» Dataset items:
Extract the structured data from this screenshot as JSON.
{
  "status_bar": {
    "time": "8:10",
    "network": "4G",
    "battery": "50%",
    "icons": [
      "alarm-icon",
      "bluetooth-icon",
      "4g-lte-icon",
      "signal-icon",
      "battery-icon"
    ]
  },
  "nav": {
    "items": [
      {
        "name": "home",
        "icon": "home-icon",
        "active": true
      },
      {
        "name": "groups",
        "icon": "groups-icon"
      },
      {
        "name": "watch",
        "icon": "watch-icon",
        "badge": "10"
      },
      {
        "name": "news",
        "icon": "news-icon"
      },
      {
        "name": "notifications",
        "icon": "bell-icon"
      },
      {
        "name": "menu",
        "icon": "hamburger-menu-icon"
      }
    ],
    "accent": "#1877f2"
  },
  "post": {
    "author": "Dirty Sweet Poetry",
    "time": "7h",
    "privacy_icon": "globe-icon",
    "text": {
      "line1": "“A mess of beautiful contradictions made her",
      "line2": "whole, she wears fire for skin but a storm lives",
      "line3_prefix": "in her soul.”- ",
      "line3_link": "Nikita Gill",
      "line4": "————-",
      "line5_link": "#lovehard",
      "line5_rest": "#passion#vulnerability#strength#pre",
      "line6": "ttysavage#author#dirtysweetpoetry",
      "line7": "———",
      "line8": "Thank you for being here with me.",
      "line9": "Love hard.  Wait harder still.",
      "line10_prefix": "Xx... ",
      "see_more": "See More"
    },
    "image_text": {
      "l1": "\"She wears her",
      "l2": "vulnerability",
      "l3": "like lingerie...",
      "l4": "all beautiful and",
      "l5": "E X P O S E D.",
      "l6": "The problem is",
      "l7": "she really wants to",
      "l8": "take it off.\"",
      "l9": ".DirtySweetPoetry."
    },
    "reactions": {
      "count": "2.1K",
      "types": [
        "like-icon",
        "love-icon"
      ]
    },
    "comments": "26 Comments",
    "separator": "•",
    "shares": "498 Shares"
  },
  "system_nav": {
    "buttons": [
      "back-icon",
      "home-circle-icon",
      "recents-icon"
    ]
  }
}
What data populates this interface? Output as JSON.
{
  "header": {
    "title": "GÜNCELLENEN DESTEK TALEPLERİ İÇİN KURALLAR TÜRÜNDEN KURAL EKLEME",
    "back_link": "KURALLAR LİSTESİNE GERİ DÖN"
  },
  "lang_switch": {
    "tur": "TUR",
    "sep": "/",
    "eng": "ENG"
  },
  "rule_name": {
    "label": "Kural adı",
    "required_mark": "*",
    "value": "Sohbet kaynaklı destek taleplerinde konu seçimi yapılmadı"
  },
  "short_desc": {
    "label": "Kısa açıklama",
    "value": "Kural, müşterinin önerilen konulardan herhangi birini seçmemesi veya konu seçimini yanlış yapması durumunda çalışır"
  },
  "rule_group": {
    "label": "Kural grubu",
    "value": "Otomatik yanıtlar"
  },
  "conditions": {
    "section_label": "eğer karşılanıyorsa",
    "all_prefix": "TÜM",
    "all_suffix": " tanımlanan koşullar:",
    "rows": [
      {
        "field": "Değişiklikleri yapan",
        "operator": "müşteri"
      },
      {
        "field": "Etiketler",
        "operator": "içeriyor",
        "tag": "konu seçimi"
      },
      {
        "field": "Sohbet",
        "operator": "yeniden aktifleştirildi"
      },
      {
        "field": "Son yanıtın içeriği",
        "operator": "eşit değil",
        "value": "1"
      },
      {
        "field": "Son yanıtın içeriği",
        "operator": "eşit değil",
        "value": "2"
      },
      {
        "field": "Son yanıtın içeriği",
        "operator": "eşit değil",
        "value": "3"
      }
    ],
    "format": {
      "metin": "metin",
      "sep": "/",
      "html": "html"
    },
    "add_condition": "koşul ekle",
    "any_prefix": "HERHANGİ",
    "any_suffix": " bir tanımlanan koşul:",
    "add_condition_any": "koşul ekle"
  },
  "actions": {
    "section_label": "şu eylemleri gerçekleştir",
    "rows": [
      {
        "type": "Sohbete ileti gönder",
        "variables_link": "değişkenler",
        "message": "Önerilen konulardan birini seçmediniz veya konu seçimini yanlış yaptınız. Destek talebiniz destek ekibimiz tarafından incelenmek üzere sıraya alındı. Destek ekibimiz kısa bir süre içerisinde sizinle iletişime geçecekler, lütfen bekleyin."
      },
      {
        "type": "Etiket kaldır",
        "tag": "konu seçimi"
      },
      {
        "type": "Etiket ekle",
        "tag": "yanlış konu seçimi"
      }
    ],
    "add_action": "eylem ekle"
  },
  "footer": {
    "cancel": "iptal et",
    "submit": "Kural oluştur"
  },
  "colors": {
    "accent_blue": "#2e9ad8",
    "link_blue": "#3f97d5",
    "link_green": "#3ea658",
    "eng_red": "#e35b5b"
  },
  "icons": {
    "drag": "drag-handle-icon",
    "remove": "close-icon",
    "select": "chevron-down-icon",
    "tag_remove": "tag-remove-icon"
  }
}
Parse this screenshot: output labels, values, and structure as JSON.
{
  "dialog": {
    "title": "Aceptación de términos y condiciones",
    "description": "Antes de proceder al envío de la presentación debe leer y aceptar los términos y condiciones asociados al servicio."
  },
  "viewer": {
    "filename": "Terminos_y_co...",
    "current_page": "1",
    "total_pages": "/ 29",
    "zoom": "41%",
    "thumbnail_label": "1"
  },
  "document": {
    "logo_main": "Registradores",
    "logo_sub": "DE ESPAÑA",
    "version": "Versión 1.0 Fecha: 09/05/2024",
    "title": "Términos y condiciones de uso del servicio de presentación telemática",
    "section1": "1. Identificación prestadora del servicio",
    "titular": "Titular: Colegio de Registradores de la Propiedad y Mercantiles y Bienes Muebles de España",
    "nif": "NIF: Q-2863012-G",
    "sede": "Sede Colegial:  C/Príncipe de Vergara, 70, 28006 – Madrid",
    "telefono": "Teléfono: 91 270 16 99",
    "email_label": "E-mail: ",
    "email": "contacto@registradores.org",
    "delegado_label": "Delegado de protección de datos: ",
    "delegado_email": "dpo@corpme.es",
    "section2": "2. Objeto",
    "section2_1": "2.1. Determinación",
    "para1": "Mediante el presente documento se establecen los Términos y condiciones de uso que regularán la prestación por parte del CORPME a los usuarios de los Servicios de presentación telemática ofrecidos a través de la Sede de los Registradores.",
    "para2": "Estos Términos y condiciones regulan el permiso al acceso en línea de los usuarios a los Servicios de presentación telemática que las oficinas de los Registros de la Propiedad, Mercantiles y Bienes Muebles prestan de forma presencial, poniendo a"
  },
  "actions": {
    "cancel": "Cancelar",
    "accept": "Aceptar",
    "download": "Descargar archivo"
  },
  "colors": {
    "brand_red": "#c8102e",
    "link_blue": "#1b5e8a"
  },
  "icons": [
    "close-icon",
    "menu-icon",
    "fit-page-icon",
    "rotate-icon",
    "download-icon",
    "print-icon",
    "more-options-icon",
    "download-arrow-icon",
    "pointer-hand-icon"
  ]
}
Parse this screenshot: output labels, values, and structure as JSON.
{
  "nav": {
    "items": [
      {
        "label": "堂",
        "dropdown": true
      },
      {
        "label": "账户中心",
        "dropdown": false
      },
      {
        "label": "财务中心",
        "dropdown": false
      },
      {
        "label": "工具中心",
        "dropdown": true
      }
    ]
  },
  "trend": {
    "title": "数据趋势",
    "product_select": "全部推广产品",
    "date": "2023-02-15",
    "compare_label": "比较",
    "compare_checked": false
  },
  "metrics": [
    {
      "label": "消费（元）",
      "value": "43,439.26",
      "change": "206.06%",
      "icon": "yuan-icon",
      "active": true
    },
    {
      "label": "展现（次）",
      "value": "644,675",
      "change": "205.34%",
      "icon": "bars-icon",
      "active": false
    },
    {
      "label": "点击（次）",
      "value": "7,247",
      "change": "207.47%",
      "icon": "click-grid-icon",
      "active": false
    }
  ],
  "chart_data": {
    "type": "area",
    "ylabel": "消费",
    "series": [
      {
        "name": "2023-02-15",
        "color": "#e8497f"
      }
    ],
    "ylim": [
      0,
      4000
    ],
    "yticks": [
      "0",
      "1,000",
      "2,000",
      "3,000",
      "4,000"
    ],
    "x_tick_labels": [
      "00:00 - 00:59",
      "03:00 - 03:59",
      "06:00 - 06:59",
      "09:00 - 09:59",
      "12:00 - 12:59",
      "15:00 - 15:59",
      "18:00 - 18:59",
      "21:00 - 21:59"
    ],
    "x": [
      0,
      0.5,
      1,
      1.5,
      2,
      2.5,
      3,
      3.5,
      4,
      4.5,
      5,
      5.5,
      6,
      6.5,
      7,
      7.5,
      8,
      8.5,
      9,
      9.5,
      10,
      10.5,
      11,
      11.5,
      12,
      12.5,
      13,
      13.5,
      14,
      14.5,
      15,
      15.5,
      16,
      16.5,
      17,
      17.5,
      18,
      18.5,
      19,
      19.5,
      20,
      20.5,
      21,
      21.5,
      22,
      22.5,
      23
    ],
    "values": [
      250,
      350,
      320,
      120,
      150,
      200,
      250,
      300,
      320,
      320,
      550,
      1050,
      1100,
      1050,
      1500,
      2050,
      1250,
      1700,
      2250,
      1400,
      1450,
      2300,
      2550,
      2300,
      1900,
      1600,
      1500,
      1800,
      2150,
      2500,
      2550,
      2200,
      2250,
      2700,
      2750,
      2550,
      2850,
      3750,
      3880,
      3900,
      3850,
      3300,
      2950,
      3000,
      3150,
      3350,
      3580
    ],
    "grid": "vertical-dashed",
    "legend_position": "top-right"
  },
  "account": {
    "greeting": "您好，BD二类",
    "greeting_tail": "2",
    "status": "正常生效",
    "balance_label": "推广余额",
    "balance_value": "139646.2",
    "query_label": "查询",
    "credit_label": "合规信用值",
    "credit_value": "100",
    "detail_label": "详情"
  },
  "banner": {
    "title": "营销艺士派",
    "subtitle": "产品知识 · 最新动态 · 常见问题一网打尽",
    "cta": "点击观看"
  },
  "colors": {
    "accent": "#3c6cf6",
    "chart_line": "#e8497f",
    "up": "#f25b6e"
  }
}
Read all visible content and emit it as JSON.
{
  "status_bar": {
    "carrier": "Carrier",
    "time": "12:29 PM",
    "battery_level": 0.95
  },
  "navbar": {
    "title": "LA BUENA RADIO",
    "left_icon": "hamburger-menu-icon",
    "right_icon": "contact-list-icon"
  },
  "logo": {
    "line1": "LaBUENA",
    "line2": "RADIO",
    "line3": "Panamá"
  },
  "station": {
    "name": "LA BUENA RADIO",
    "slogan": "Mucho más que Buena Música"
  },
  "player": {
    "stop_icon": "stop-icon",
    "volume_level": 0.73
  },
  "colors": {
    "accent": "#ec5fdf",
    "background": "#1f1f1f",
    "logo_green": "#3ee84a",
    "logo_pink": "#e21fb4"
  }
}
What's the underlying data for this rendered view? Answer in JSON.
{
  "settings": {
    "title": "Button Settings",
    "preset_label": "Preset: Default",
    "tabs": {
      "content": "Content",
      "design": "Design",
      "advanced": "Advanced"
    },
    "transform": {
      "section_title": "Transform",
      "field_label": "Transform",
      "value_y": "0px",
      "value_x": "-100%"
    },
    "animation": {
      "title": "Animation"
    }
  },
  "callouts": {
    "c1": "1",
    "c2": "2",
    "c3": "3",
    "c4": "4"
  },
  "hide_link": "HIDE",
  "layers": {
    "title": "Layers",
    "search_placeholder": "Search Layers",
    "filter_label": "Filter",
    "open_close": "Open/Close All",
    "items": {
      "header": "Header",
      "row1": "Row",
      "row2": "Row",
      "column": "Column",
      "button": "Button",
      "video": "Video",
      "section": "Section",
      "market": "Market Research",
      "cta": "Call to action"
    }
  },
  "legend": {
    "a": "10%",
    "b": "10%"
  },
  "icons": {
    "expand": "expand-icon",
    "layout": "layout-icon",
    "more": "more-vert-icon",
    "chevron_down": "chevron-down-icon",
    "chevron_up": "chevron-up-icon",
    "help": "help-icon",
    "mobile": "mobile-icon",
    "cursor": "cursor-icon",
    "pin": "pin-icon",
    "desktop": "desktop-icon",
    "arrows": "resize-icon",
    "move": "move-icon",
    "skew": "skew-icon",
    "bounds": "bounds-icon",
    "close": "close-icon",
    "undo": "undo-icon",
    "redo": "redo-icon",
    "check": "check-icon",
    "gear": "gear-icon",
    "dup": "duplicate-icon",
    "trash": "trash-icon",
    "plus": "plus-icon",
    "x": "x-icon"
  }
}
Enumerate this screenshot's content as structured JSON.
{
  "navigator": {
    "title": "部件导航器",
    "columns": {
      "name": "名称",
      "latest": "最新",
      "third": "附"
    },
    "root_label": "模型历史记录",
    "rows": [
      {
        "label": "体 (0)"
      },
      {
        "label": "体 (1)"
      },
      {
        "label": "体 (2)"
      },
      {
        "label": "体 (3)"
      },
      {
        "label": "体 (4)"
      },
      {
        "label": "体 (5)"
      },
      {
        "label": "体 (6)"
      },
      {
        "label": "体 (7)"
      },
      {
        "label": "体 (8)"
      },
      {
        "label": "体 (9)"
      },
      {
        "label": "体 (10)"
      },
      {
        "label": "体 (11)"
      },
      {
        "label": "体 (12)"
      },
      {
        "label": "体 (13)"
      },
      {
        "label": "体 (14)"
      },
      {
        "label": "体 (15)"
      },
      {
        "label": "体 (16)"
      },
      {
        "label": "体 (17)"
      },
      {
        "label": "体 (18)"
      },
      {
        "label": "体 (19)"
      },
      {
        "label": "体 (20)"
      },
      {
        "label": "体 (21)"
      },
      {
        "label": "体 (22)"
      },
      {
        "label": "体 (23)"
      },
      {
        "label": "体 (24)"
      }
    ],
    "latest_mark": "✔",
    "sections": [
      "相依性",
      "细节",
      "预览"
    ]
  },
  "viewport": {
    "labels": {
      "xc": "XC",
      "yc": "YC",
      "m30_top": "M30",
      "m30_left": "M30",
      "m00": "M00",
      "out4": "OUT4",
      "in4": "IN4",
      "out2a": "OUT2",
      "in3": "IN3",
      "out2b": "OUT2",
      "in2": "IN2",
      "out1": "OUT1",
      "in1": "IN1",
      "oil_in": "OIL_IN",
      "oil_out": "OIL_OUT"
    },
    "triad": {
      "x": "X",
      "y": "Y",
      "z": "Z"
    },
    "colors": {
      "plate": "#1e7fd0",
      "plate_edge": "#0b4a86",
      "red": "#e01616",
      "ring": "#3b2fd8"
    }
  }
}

» Goal of the exercise:
Keep only the lines that hold the string "beautiful", and copy them out.

» The response:
      "line1": "“A mess of beautiful contradictions made her",
      "l4": "all beautiful and",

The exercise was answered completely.